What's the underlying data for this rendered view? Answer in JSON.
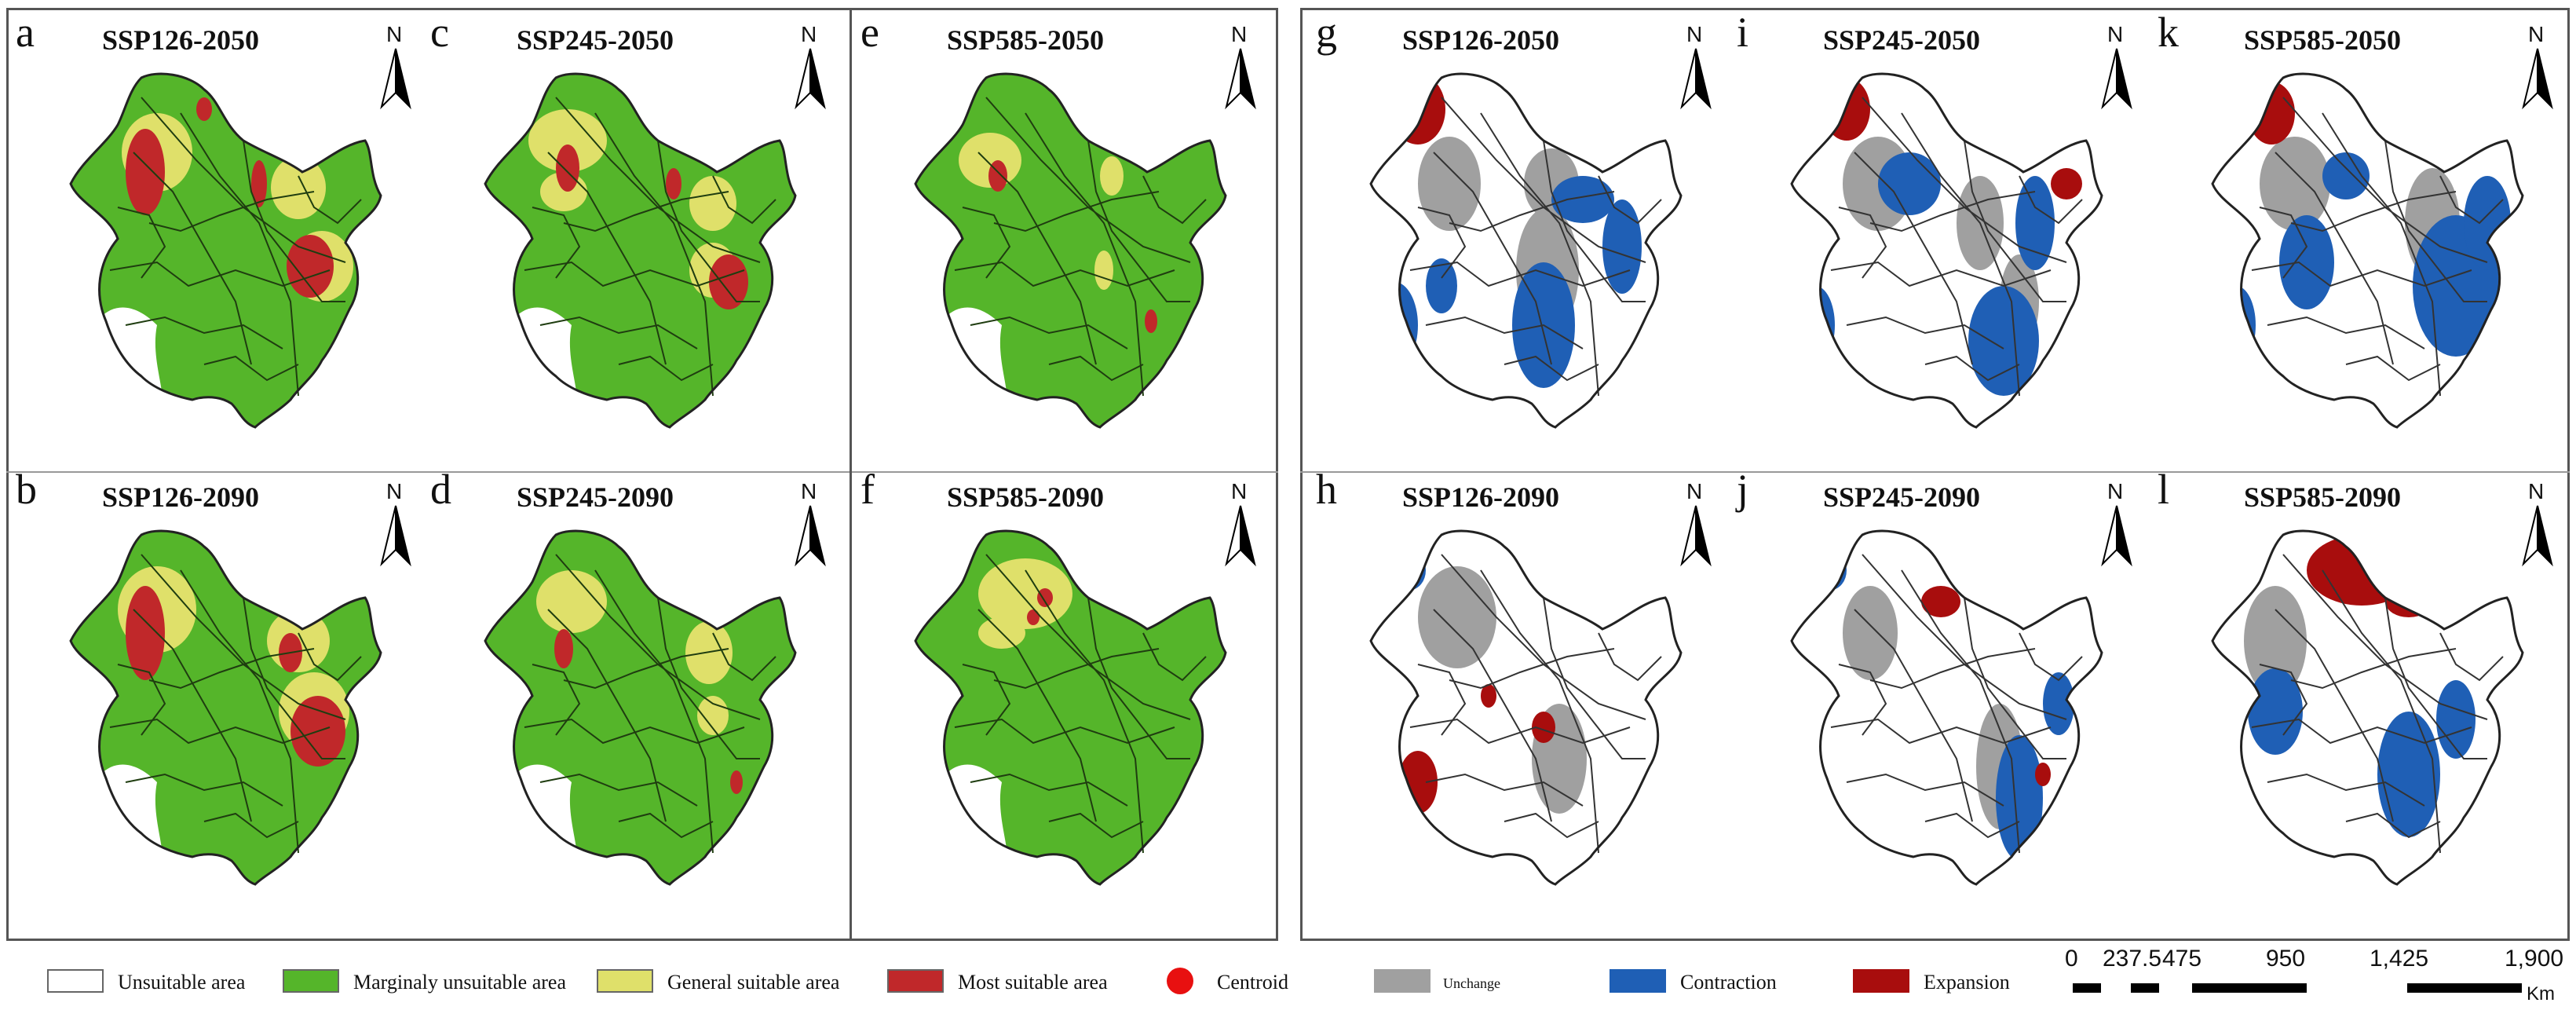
{
  "panels_left": [
    {
      "label": "a",
      "title": "SSP126-2050",
      "type": "suit",
      "v": 0
    },
    {
      "label": "c",
      "title": "SSP245-2050",
      "type": "suit",
      "v": 1
    },
    {
      "label": "e",
      "title": "SSP585-2050",
      "type": "suit",
      "v": 2
    },
    {
      "label": "b",
      "title": "SSP126-2090",
      "type": "suit",
      "v": 3
    },
    {
      "label": "d",
      "title": "SSP245-2090",
      "type": "suit",
      "v": 4
    },
    {
      "label": "f",
      "title": "SSP585-2090",
      "type": "suit",
      "v": 5
    }
  ],
  "panels_right": [
    {
      "label": "g",
      "title": "SSP126-2050",
      "type": "change",
      "v": 0
    },
    {
      "label": "i",
      "title": "SSP245-2050",
      "type": "change",
      "v": 1
    },
    {
      "label": "k",
      "title": "SSP585-2050",
      "type": "change",
      "v": 2
    },
    {
      "label": "h",
      "title": "SSP126-2090",
      "type": "change",
      "v": 3
    },
    {
      "label": "j",
      "title": "SSP245-2090",
      "type": "change",
      "v": 4
    },
    {
      "label": "l",
      "title": "SSP585-2090",
      "type": "change",
      "v": 5
    }
  ],
  "north_label": "N",
  "legend": [
    {
      "text": "Unsuitable area",
      "color": "#ffffff"
    },
    {
      "text": "Marginaly unsuitable area",
      "color": "#55b52a"
    },
    {
      "text": "General suitable area",
      "color": "#dfe06a"
    },
    {
      "text": "Most suitable area",
      "color": "#c0282a"
    },
    {
      "text": "Centroid",
      "color": "#e81010"
    },
    {
      "text": "Unchange",
      "color": "#a0a0a0"
    },
    {
      "text": "Contraction",
      "color": "#1f5fb5"
    },
    {
      "text": "Expansion",
      "color": "#a80d0d"
    }
  ],
  "scale": {
    "ticks": [
      "0",
      "237.5",
      "475",
      "950",
      "1,425",
      "1,900"
    ],
    "unit": "Km"
  }
}
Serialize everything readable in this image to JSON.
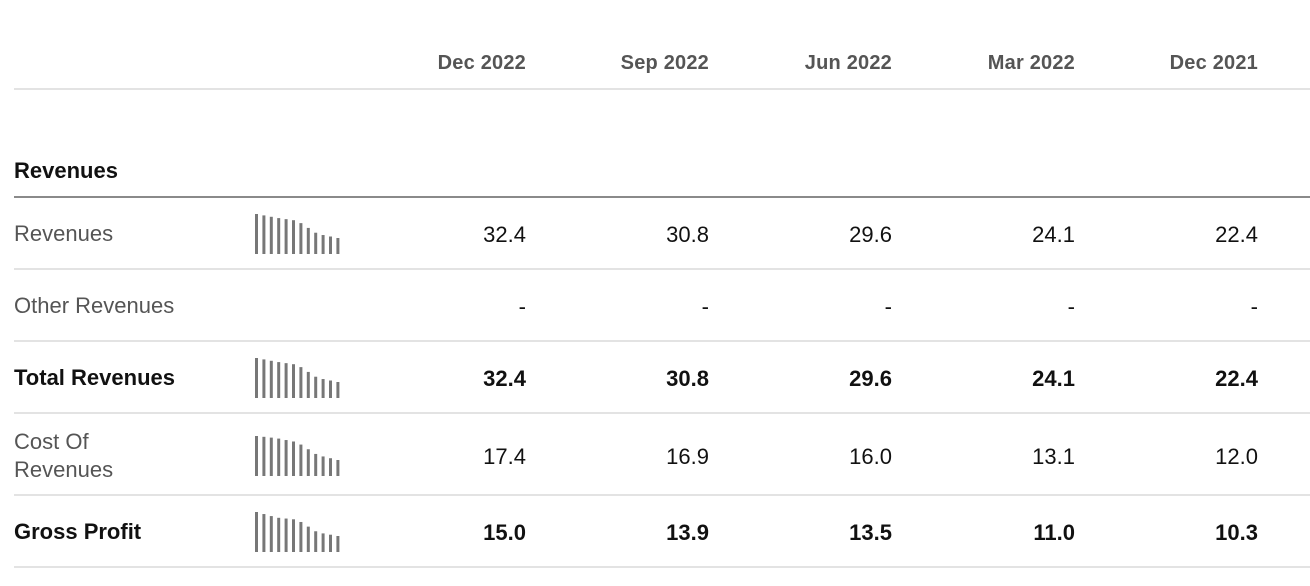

===============

▶ _Exercise prompt_: Copy the records exactly. Skip the pictures.

▶ _Answer below_:
What's the underlying data for this rendered view? Answer in JSON.
{
  "panels_left": [
    {
      "label": "a",
      "title": "SSP126-2050",
      "type": "suit",
      "v": 0
    },
    {
      "label": "c",
      "title": "SSP245-2050",
      "type": "suit",
      "v": 1
    },
    {
      "label": "e",
      "title": "SSP585-2050",
      "type": "suit",
      "v": 2
    },
    {
      "label": "b",
      "title": "SSP126-2090",
      "type": "suit",
      "v": 3
    },
    {
      "label": "d",
      "title": "SSP245-2090",
      "type": "suit",
      "v": 4
    },
    {
      "label": "f",
      "title": "SSP585-2090",
      "type": "suit",
      "v": 5
    }
  ],
  "panels_right": [
    {
      "label": "g",
      "title": "SSP126-2050",
      "type": "change",
      "v": 0
    },
    {
      "label": "i",
      "title": "SSP245-2050",
      "type": "change",
      "v": 1
    },
    {
      "label": "k",
      "title": "SSP585-2050",
      "type": "change",
      "v": 2
    },
    {
      "label": "h",
      "title": "SSP126-2090",
      "type": "change",
      "v": 3
    },
    {
      "label": "j",
      "title": "SSP245-2090",
      "type": "change",
      "v": 4
    },
    {
      "label": "l",
      "title": "SSP585-2090",
      "type": "change",
      "v": 5
    }
  ],
  "north_label": "N",
  "legend": [
    {
      "text": "Unsuitable area",
      "color": "#ffffff"
    },
    {
      "text": "Marginaly unsuitable area",
      "color": "#55b52a"
    },
    {
      "text": "General suitable area",
      "color": "#dfe06a"
    },
    {
      "text": "Most suitable area",
      "color": "#c0282a"
    },
    {
      "text": "Centroid",
      "color": "#e81010"
    },
    {
      "text": "Unchange",
      "color": "#a0a0a0"
    },
    {
      "text": "Contraction",
      "color": "#1f5fb5"
    },
    {
      "text": "Expansion",
      "color": "#a80d0d"
    }
  ],
  "scale": {
    "ticks": [
      "0",
      "237.5",
      "475",
      "950",
      "1,425",
      "1,900"
    ],
    "unit": "Km"
  }
}
Serialize everything readable in this image to JSON.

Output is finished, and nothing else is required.